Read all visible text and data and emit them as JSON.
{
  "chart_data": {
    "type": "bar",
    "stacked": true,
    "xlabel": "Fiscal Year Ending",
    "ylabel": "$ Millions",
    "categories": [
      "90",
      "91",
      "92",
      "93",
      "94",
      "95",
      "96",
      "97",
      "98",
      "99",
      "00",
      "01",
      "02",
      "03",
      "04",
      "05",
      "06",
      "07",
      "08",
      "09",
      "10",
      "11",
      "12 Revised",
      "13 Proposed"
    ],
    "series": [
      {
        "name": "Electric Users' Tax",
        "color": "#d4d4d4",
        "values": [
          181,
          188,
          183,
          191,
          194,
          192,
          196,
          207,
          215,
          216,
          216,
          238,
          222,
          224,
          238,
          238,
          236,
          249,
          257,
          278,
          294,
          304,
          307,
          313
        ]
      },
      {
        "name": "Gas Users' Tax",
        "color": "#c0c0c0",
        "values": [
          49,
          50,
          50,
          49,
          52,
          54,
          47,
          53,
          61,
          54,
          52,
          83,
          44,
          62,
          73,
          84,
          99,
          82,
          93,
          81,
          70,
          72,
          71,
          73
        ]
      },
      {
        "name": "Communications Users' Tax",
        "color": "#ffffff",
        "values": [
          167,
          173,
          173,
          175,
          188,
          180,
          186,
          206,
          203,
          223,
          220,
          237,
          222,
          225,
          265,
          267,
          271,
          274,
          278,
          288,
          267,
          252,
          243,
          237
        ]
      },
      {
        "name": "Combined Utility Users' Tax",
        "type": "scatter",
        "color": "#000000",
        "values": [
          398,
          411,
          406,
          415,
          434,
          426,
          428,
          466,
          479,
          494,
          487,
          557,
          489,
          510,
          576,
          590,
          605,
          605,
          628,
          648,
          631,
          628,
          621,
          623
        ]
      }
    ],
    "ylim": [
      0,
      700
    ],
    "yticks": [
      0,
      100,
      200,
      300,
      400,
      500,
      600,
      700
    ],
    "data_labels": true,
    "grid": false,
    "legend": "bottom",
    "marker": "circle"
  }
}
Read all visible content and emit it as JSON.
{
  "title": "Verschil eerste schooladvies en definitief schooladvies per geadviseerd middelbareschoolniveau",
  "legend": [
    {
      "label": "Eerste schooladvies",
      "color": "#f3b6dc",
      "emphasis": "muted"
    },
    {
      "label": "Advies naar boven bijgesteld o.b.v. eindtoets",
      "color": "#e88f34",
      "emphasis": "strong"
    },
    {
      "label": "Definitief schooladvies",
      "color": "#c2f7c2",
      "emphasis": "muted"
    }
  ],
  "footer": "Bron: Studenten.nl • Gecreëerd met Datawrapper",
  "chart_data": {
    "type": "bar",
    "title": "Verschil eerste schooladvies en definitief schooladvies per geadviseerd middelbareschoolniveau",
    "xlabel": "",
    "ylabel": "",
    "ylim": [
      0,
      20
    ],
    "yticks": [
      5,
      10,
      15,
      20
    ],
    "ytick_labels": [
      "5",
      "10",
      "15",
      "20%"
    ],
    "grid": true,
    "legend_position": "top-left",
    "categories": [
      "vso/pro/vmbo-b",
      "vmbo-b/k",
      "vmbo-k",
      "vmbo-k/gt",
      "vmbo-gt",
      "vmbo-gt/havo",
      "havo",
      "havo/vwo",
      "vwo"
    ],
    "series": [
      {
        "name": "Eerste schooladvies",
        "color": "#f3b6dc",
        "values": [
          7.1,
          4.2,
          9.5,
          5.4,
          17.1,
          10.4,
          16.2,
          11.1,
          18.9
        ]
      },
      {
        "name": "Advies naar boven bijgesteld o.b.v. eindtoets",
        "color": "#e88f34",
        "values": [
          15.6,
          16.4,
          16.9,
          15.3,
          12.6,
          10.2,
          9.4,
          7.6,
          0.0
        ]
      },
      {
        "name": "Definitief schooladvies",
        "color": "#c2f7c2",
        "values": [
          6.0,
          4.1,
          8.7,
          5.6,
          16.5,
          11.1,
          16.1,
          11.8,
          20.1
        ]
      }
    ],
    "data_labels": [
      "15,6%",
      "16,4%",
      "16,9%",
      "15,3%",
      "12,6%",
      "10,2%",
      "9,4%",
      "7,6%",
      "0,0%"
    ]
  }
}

Exercise instructions: Reproduce the entries above exactly.

Reply to the exercise:
Read all visible text and data and emit them as JSON.
{
  "chart_data": {
    "type": "bar",
    "stacked": true,
    "xlabel": "Fiscal Year Ending",
    "ylabel": "$ Millions",
    "categories": [
      "90",
      "91",
      "92",
      "93",
      "94",
      "95",
      "96",
      "97",
      "98",
      "99",
      "00",
      "01",
      "02",
      "03",
      "04",
      "05",
      "06",
      "07",
      "08",
      "09",
      "10",
      "11",
      "12 Revised",
      "13 Proposed"
    ],
    "series": [
      {
        "name": "Electric Users' Tax",
        "color": "#d4d4d4",
        "values": [
          181,
          188,
          183,
          191,
          194,
          192,
          196,
          207,
          215,
          216,
          216,
          238,
          222,
          224,
          238,
          238,
          236,
          249,
          257,
          278,
          294,
          304,
          307,
          313
        ]
      },
      {
        "name": "Gas Users' Tax",
        "color": "#c0c0c0",
        "values": [
          49,
          50,
          50,
          49,
          52,
          54,
          47,
          53,
          61,
          54,
          52,
          83,
          44,
          62,
          73,
          84,
          99,
          82,
          93,
          81,
          70,
          72,
          71,
          73
        ]
      },
      {
        "name": "Communications Users' Tax",
        "color": "#ffffff",
        "values": [
          167,
          173,
          173,
          175,
          188,
          180,
          186,
          206,
          203,
          223,
          220,
          237,
          222,
          225,
          265,
          267,
          271,
          274,
          278,
          288,
          267,
          252,
          243,
          237
        ]
      },
      {
        "name": "Combined Utility Users' Tax",
        "type": "scatter",
        "color": "#000000",
        "values": [
          398,
          411,
          406,
          415,
          434,
          426,
          428,
          466,
          479,
          494,
          487,
          557,
          489,
          510,
          576,
          590,
          605,
          605,
          628,
          648,
          631,
          628,
          621,
          623
        ]
      }
    ],
    "ylim": [
      0,
      700
    ],
    "yticks": [
      0,
      100,
      200,
      300,
      400,
      500,
      600,
      700
    ],
    "data_labels": true,
    "grid": false,
    "legend": "bottom",
    "marker": "circle"
  }
}
Read all visible content and emit it as JSON.
{
  "title": "Verschil eerste schooladvies en definitief schooladvies per geadviseerd middelbareschoolniveau",
  "legend": [
    {
      "label": "Eerste schooladvies",
      "color": "#f3b6dc",
      "emphasis": "muted"
    },
    {
      "label": "Advies naar boven bijgesteld o.b.v. eindtoets",
      "color": "#e88f34",
      "emphasis": "strong"
    },
    {
      "label": "Definitief schooladvies",
      "color": "#c2f7c2",
      "emphasis": "muted"
    }
  ],
  "footer": "Bron: Studenten.nl • Gecreëerd met Datawrapper",
  "chart_data": {
    "type": "bar",
    "title": "Verschil eerste schooladvies en definitief schooladvies per geadviseerd middelbareschoolniveau",
    "xlabel": "",
    "ylabel": "",
    "ylim": [
      0,
      20
    ],
    "yticks": [
      5,
      10,
      15,
      20
    ],
    "ytick_labels": [
      "5",
      "10",
      "15",
      "20%"
    ],
    "grid": true,
    "legend_position": "top-left",
    "categories": [
      "vso/pro/vmbo-b",
      "vmbo-b/k",
      "vmbo-k",
      "vmbo-k/gt",
      "vmbo-gt",
      "vmbo-gt/havo",
      "havo",
      "havo/vwo",
      "vwo"
    ],
    "series": [
      {
        "name": "Eerste schooladvies",
        "color": "#f3b6dc",
        "values": [
          7.1,
          4.2,
          9.5,
          5.4,
          17.1,
          10.4,
          16.2,
          11.1,
          18.9
        ]
      },
      {
        "name": "Advies naar boven bijgesteld o.b.v. eindtoets",
        "color": "#e88f34",
        "values": [
          15.6,
          16.4,
          16.9,
          15.3,
          12.6,
          10.2,
          9.4,
          7.6,
          0.0
        ]
      },
      {
        "name": "Definitief schooladvies",
        "color": "#c2f7c2",
        "values": [
          6.0,
          4.1,
          8.7,
          5.6,
          16.5,
          11.1,
          16.1,
          11.8,
          20.1
        ]
      }
    ],
    "data_labels": [
      "15,6%",
      "16,4%",
      "16,9%",
      "15,3%",
      "12,6%",
      "10,2%",
      "9,4%",
      "7,6%",
      "0,0%"
    ]
  }
}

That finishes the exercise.